## OBJECTIVE:
Find the lines with "تقابل" in them and copy them out.
________________
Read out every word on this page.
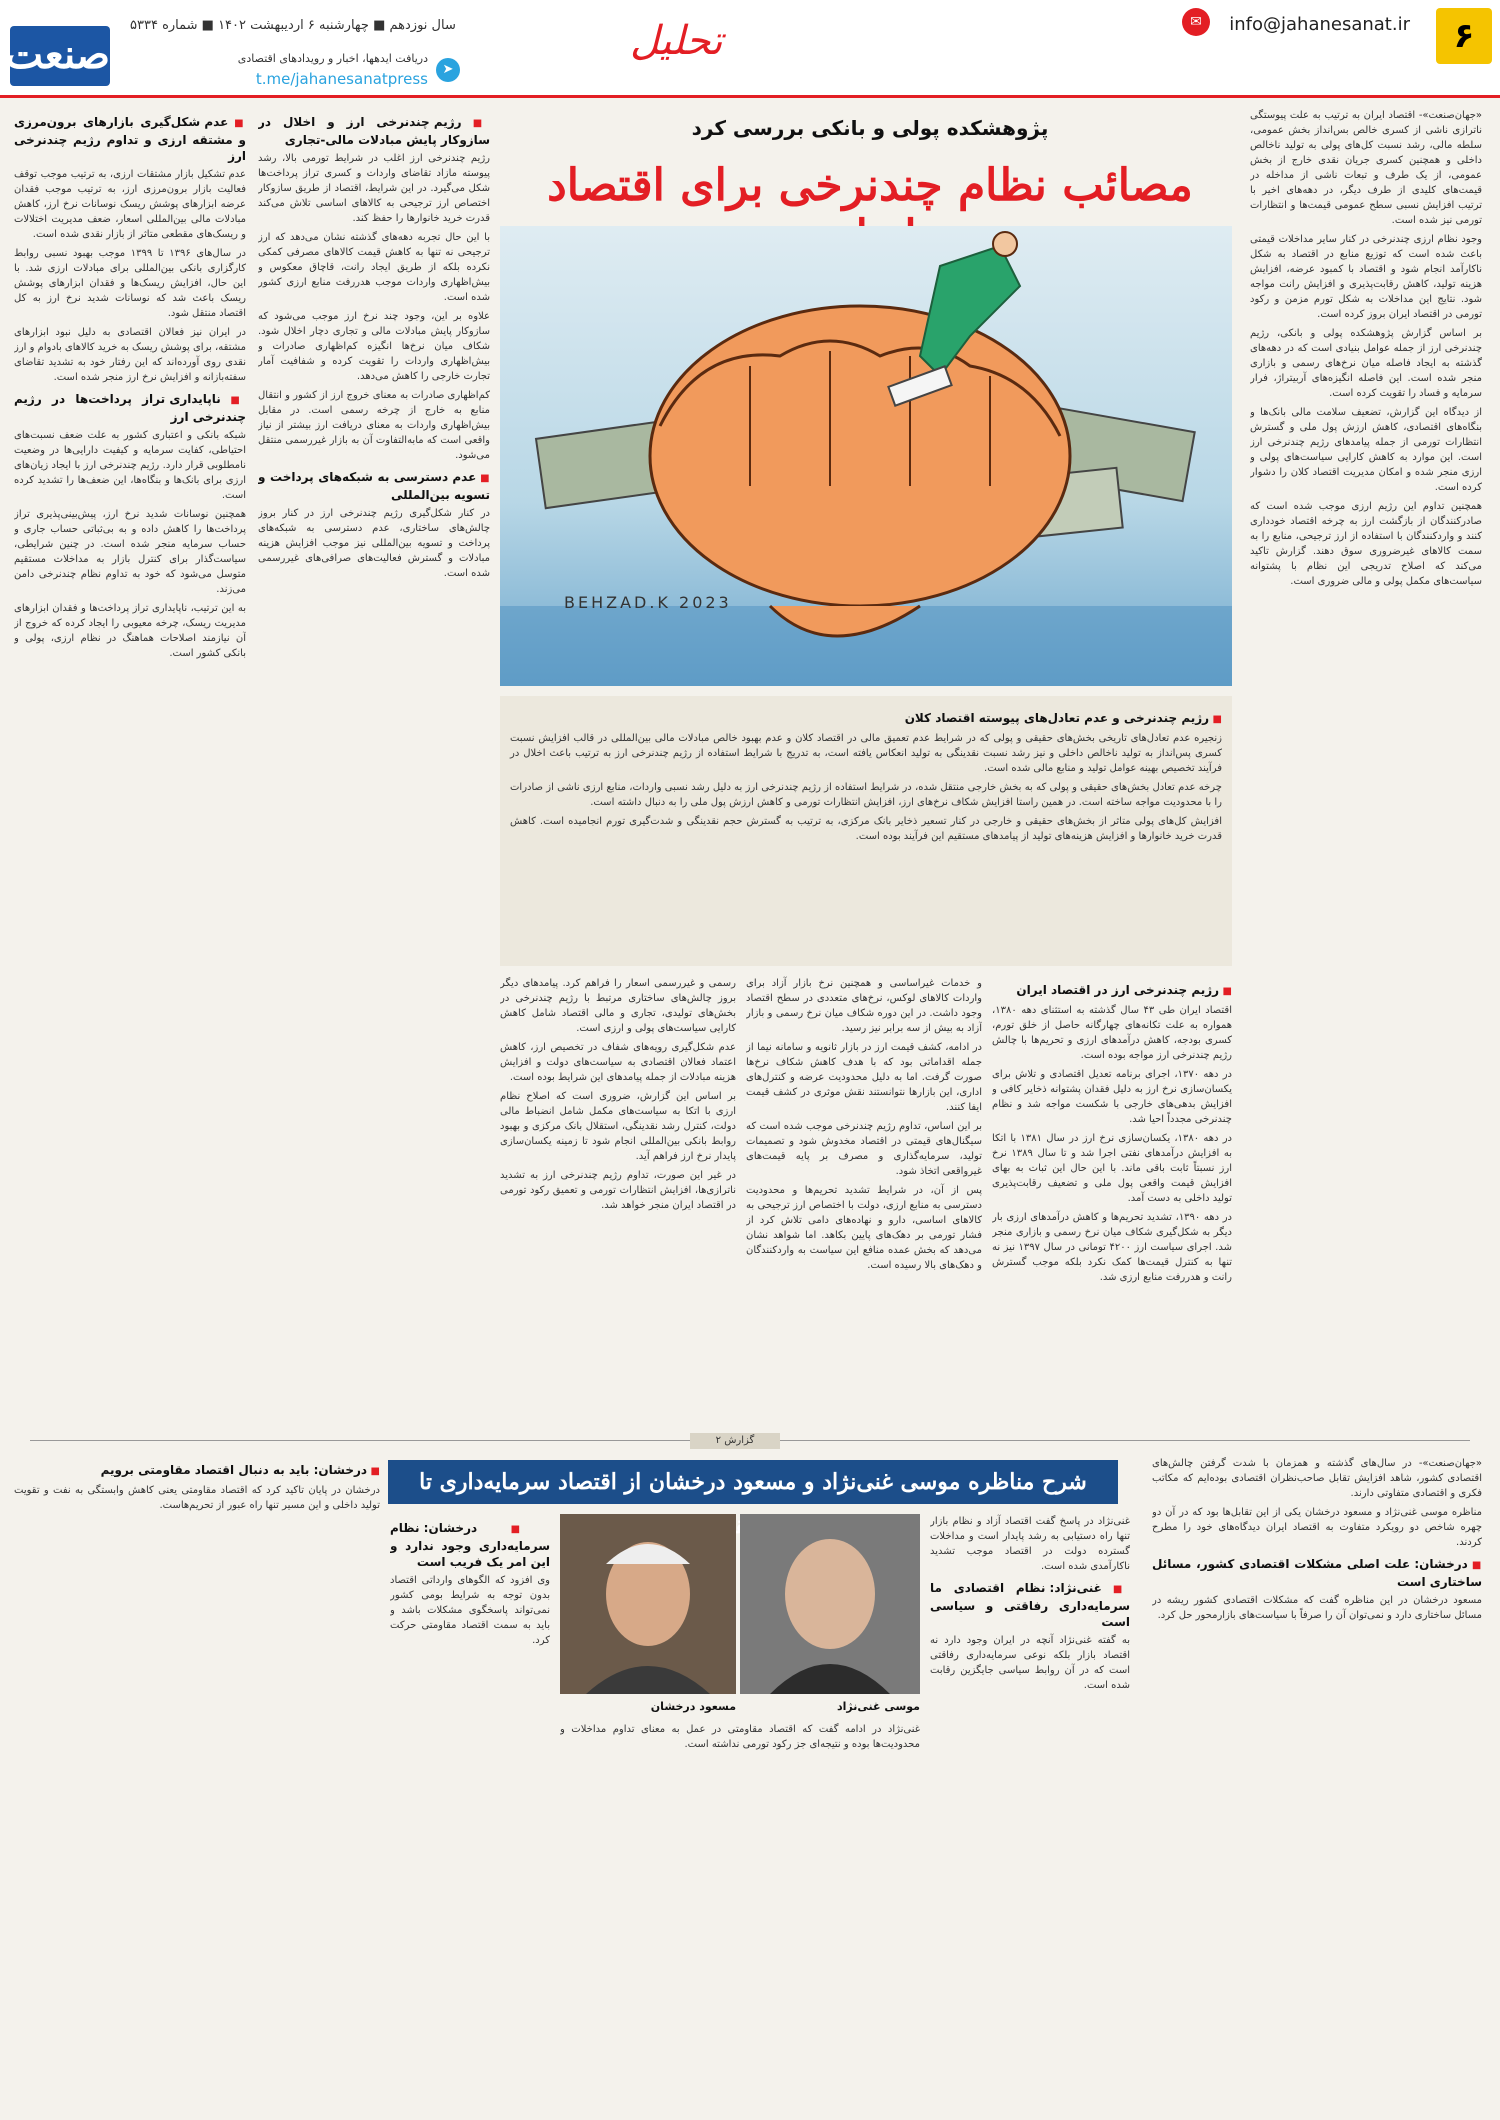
۶
info@jahanesanat.ir
✉
تحلیل
سال نوزدهم ■ چهارشنبه ۶ اردیبهشت ۱۴۰۲ ■ شماره ۵۳۳۴
صنعت	➤
دریافت ایدهها، اخبار و رویدادهای اقتصادی
t.me/jahanesanatpress
پژوهشکده پولی و بانکی بررسی کرد
مصائب نظام چندنرخی برای اقتصاد
BEHZAD.K 2023

«جهان‌صنعت»- اقتصاد ایران به ترتیب به علت پیوستگی ناترازی ناشی از کسری خالص بس‌انداز بخش عمومی، سلطه مالی، رشد نسبت کل‌های پولی به تولید ناخالص داخلی و همچنین کسری جریان نقدی خارج از بخش عمومی، از یک طرف و تبعات ناشی از مداخله در قیمت‌های کلیدی از طرف دیگر، در دهه‌های اخیر با ترتیب افزایش نسبی سطح عمومی قیمت‌ها و انتظارات تورمی نیز شده است.

وجود نظام ارزی چندنرخی در کنار سایر مداخلات قیمتی باعث شده است که توزیع منابع در اقتصاد به شکل ناکارآمد انجام شود و اقتصاد با کمبود عرضه، افزایش هزینه تولید، کاهش رقابت‌پذیری و افزایش رانت مواجه شود. نتایج این مداخلات به شکل تورم مزمن و رکود تورمی در اقتصاد ایران بروز کرده است.

بر اساس گزارش پژوهشکده پولی و بانکی، رژیم چندنرخی ارز از جمله عوامل بنیادی است که در دهه‌های گذشته به ایجاد فاصله میان نرخ‌های رسمی و بازاری منجر شده است. این فاصله انگیزه‌های آربیتراژ، فرار سرمایه و فساد را تقویت کرده است.

از دیدگاه این گزارش، تضعیف سلامت مالی بانک‌ها و بنگاه‌های اقتصادی، کاهش ارزش پول ملی و گسترش انتظارات تورمی از جمله پیامدهای رژیم چندنرخی ارز است. این موارد به کاهش کارایی سیاست‌های پولی و ارزی منجر شده و امکان مدیریت اقتصاد کلان را دشوار کرده است.

همچنین تداوم این رژیم ارزی موجب شده است که صادرکنندگان از بازگشت ارز به چرخه اقتصاد خودداری کنند و واردکنندگان با استفاده از ارز ترجیحی، منابع را به سمت کالاهای غیرضروری سوق دهند. گزارش تاکید می‌کند که اصلاح تدریجی این نظام با پشتوانه سیاست‌های مکمل پولی و مالی ضروری است.

■ رژیم چندنرخی ارز و اخلال در سازوکار پایش مبادلات مالی-تجاری

رژیم چندنرخی ارز اغلب در شرایط تورمی بالا، رشد پیوسته مازاد تقاضای واردات و کسری تراز پرداخت‌ها شکل می‌گیرد. در این شرایط، اقتصاد از طریق سازوکار اختصاص ارز ترجیحی به کالاهای اساسی تلاش می‌کند قدرت خرید خانوارها را حفظ کند.

با این حال تجربه دهه‌های گذشته نشان می‌دهد که ارز ترجیحی نه تنها به کاهش قیمت کالاهای مصرفی کمکی نکرده بلکه از طریق ایجاد رانت، قاچاق معکوس و بیش‌اظهاری واردات موجب هدررفت منابع ارزی کشور شده است.

علاوه بر این، وجود چند نرخ ارز موجب می‌شود که سازوکار پایش مبادلات مالی و تجاری دچار اخلال شود. شکاف میان نرخ‌ها انگیزه کم‌اظهاری صادرات و بیش‌اظهاری واردات را تقویت کرده و شفافیت آمار تجارت خارجی را کاهش می‌دهد.

کم‌اظهاری صادرات به معنای خروج ارز از کشور و انتقال منابع به خارج از چرخه رسمی است. در مقابل بیش‌اظهاری واردات به معنای دریافت ارز بیشتر از نیاز واقعی است که مابه‌التفاوت آن به بازار غیررسمی منتقل می‌شود.

■ عدم دسترسی به شبکه‌های پرداخت و تسویه بین‌المللی

در کنار شکل‌گیری رژیم چندنرخی ارز در کنار بروز چالش‌های ساختاری، عدم دسترسی به شبکه‌های پرداخت و تسویه بین‌المللی نیز موجب افزایش هزینه مبادلات و گسترش فعالیت‌های صرافی‌های غیررسمی شده است.

■ عدم شکل‌گیری بازارهای برون‌مرزی و مشتقه ارزی و تداوم رژیم چندنرخی ارز

عدم تشکیل بازار مشتقات ارزی، به ترتیب موجب توقف فعالیت بازار برون‌مرزی ارز، به ترتیب موجب فقدان عرضه ابزارهای پوشش ریسک نوسانات نرخ ارز، کاهش مبادلات مالی بین‌المللی اسعار، ضعف مدیریت اختلالات و ریسک‌های مقطعی متاثر از بازار نقدی شده است.

در سال‌های ۱۳۹۶ تا ۱۳۹۹ موجب بهبود نسبی روابط کارگزاری بانکی بین‌المللی برای مبادلات ارزی شد. با این حال، افزایش ریسک‌ها و فقدان ابزارهای پوشش ریسک باعث شد که نوسانات شدید نرخ ارز به کل اقتصاد منتقل شود.

در ایران نیز فعالان اقتصادی به دلیل نبود ابزارهای مشتقه، برای پوشش ریسک به خرید کالاهای بادوام و ارز نقدی روی آورده‌اند که این رفتار خود به تشدید تقاضای سفته‌بازانه و افزایش نرخ ارز منجر شده است.

■ ناپایداری تراز پرداخت‌ها در رژیم چندنرخی ارز

شبکه بانکی و اعتباری کشور به علت ضعف نسبت‌های احتیاطی، کفایت سرمایه و کیفیت دارایی‌ها در وضعیت نامطلوبی قرار دارد. رژیم چندنرخی ارز با ایجاد زیان‌های ارزی برای بانک‌ها و بنگاه‌ها، این ضعف‌ها را تشدید کرده است.

همچنین نوسانات شدید نرخ ارز، پیش‌بینی‌پذیری تراز پرداخت‌ها را کاهش داده و به بی‌ثباتی حساب جاری و حساب سرمایه منجر شده است. در چنین شرایطی، سیاست‌گذار برای کنترل بازار به مداخلات مستقیم متوسل می‌شود که خود به تداوم نظام چندنرخی دامن می‌زند.

به این ترتیب، ناپایداری تراز پرداخت‌ها و فقدان ابزارهای مدیریت ریسک، چرخه معیوبی را ایجاد کرده که خروج از آن نیازمند اصلاحات هماهنگ در نظام ارزی، پولی و بانکی کشور است.

■ رژیم چندنرخی و عدم تعادل‌های پیوسته اقتصاد کلان

زنجیره عدم تعادل‌های تاریخی بخش‌های حقیقی و پولی که در شرایط عدم تعمیق مالی در اقتصاد کلان و عدم بهبود خالص مبادلات مالی بین‌المللی در قالب افزایش نسبت کسری پس‌انداز به تولید ناخالص داخلی و نیز رشد نسبت نقدینگی به تولید انعکاس یافته است، به تدریج با شرایط استفاده از رژیم چندنرخی ارز به ترتیب باعث اخلال در فرآیند تخصیص بهینه عوامل تولید و منابع مالی شده است.

چرخه عدم تعادل بخش‌های حقیقی و پولی که به بخش خارجی منتقل شده، در شرایط استفاده از رژیم چندنرخی ارز به دلیل رشد نسبی واردات، منابع ارزی ناشی از صادرات را با محدودیت مواجه ساخته است. در همین راستا افزایش شکاف نرخ‌های ارز، افزایش انتظارات تورمی و کاهش ارزش پول ملی را به دنبال داشته است.

افزایش کل‌های پولی متاثر از بخش‌های حقیقی و خارجی در کنار تسعیر ذخایر بانک مرکزی، به ترتیب به گسترش حجم نقدینگی و شدت‌گیری تورم انجامیده است. کاهش قدرت خرید خانوارها و افزایش هزینه‌های تولید از پیامدهای مستقیم این فرآیند بوده است.

■ رژیم چندنرخی ارز در اقتصاد ایران

اقتصاد ایران طی ۴۳ سال گذشته به استثنای دهه ۱۳۸۰، همواره به علت تکانه‌های چهارگانه حاصل از خلق تورم، کسری بودجه، کاهش درآمدهای ارزی و تحریم‌ها با چالش رژیم چندنرخی ارز مواجه بوده است.

در دهه ۱۳۷۰، اجرای برنامه تعدیل اقتصادی و تلاش برای یکسان‌سازی نرخ ارز به دلیل فقدان پشتوانه ذخایر کافی و افزایش بدهی‌های خارجی با شکست مواجه شد و نظام چندنرخی مجدداً احیا شد.

در دهه ۱۳۸۰، یکسان‌سازی نرخ ارز در سال ۱۳۸۱ با اتکا به افزایش درآمدهای نفتی اجرا شد و تا سال ۱۳۸۹ نرخ ارز نسبتاً ثابت باقی ماند. با این حال این ثبات به بهای افزایش قیمت واقعی پول ملی و تضعیف رقابت‌پذیری تولید داخلی به دست آمد.

در دهه ۱۳۹۰، تشدید تحریم‌ها و کاهش درآمدهای ارزی بار دیگر به شکل‌گیری شکاف میان نرخ رسمی و بازاری منجر شد. اجرای سیاست ارز ۴۲۰۰ تومانی در سال ۱۳۹۷ نیز نه تنها به کنترل قیمت‌ها کمک نکرد بلکه موجب گسترش رانت و هدررفت منابع ارزی شد.

و خدمات غیراساسی و همچنین نرخ بازار آزاد برای واردات کالاهای لوکس، نرخ‌های متعددی در سطح اقتصاد وجود داشت. در این دوره شکاف میان نرخ رسمی و بازار آزاد به بیش از سه برابر نیز رسید.

در ادامه، کشف قیمت ارز در بازار ثانویه و سامانه نیما از جمله اقداماتی بود که با هدف کاهش شکاف نرخ‌ها صورت گرفت. اما به دلیل محدودیت عرضه و کنترل‌های اداری، این بازارها نتوانستند نقش موثری در کشف قیمت ایفا کنند.

بر این اساس، تداوم رژیم چندنرخی موجب شده است که سیگنال‌های قیمتی در اقتصاد مخدوش شود و تصمیمات تولید، سرمایه‌گذاری و مصرف بر پایه قیمت‌های غیرواقعی اتخاذ شود.

پس از آن، در شرایط تشدید تحریم‌ها و محدودیت دسترسی به منابع ارزی، دولت با اختصاص ارز ترجیحی به کالاهای اساسی، دارو و نهاده‌های دامی تلاش کرد از فشار تورمی بر دهک‌های پایین بکاهد. اما شواهد نشان می‌دهد که بخش عمده منافع این سیاست به واردکنندگان و دهک‌های بالا رسیده است.

رسمی و غیررسمی اسعار را فراهم کرد. پیامدهای دیگر بروز چالش‌های ساختاری مرتبط با رژیم چندنرخی در بخش‌های تولیدی، تجاری و مالی اقتصاد شامل کاهش کارایی سیاست‌های پولی و ارزی است.

عدم شکل‌گیری رویه‌های شفاف در تخصیص ارز، کاهش اعتماد فعالان اقتصادی به سیاست‌های دولت و افزایش هزینه مبادلات از جمله پیامدهای این شرایط بوده است.

بر اساس این گزارش، ضروری است که اصلاح نظام ارزی با اتکا به سیاست‌های مکمل شامل انضباط مالی دولت، کنترل رشد نقدینگی، استقلال بانک مرکزی و بهبود روابط بانکی بین‌المللی انجام شود تا زمینه یکسان‌سازی پایدار نرخ ارز فراهم آید.

در غیر این صورت، تداوم رژیم چندنرخی ارز به تشدید ناترازی‌ها، افزایش انتظارات تورمی و تعمیق رکود تورمی در اقتصاد ایران منجر خواهد شد.

گزارش ۲

«جهان‌صنعت»- در سال‌های گذشته و همزمان با شدت گرفتن چالش‌های اقتصادی کشور، شاهد افزایش تقابل صاحب‌نظران اقتصادی بوده‌ایم که مکاتب فکری و اقتصادی متفاوتی دارند.

مناظره موسی غنی‌نژاد و مسعود درخشان یکی از این تقابل‌ها بود که در آن دو چهره شاخص دو رویکرد متفاوت به اقتصاد ایران دیدگاه‌های خود را مطرح کردند.

■ درخشان: علت اصلی مشکلات اقتصادی کشور، مسائل ساختاری است

مسعود درخشان در این مناظره گفت که مشکلات اقتصادی کشور ریشه در مسائل ساختاری دارد و نمی‌توان آن را صرفاً با سیاست‌های بازارمحور حل کرد.

شرح مناظره موسی غنی‌نژاد و مسعود درخشان از اقتصاد سرمایه‌داری تا
موسی غنی‌نژاد
مسعود درخشان

غنی‌نژاد در پاسخ گفت اقتصاد آزاد و نظام بازار تنها راه دستیابی به رشد پایدار است و مداخلات گسترده دولت در اقتصاد موجب تشدید ناکارآمدی شده است.

■ غنی‌نژاد: نظام اقتصادی ما سرمایه‌داری رفاقتی و سیاسی است

به گفته غنی‌نژاد آنچه در ایران وجود دارد نه اقتصاد بازار بلکه نوعی سرمایه‌داری رفاقتی است که در آن روابط سیاسی جایگزین رقابت شده است.

■ درخشان: نظام سرمایه‌داری وجود ندارد و این امر یک فریب است

وی افزود که الگوهای وارداتی اقتصاد بدون توجه به شرایط بومی کشور نمی‌تواند پاسخگوی مشکلات باشد و باید به سمت اقتصاد مقاومتی حرکت کرد.

غنی‌نژاد در ادامه گفت که اقتصاد مقاومتی در عمل به معنای تداوم مداخلات و محدودیت‌ها بوده و نتیجه‌ای جز رکود تورمی نداشته است.

■ درخشان: باید به دنبال اقتصاد مقاومتی برویم

درخشان در پایان تاکید کرد که اقتصاد مقاومتی یعنی کاهش وابستگی به نفت و تقویت تولید داخلی و این مسیر تنها راه عبور از تحریم‌هاست.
________________
## SOLUTION TO THIS TASK:
«جهان‌صنعت»- در سال‌های گذشته و همزمان با شدت گرفتن چالش‌های اقتصادی کشور، شاهد افزایش تقابل صاحب‌نظران اقتصادی بوده‌ایم که مکاتب فکری و اقتصادی متفاوتی دارند.
مناظره موسی غنی‌نژاد و مسعود درخشان یکی از این تقابل‌ها بود که در آن دو چهره شاخص دو رویکرد متفاوت به اقتصاد ایران دیدگاه‌های خود را مطرح کردند.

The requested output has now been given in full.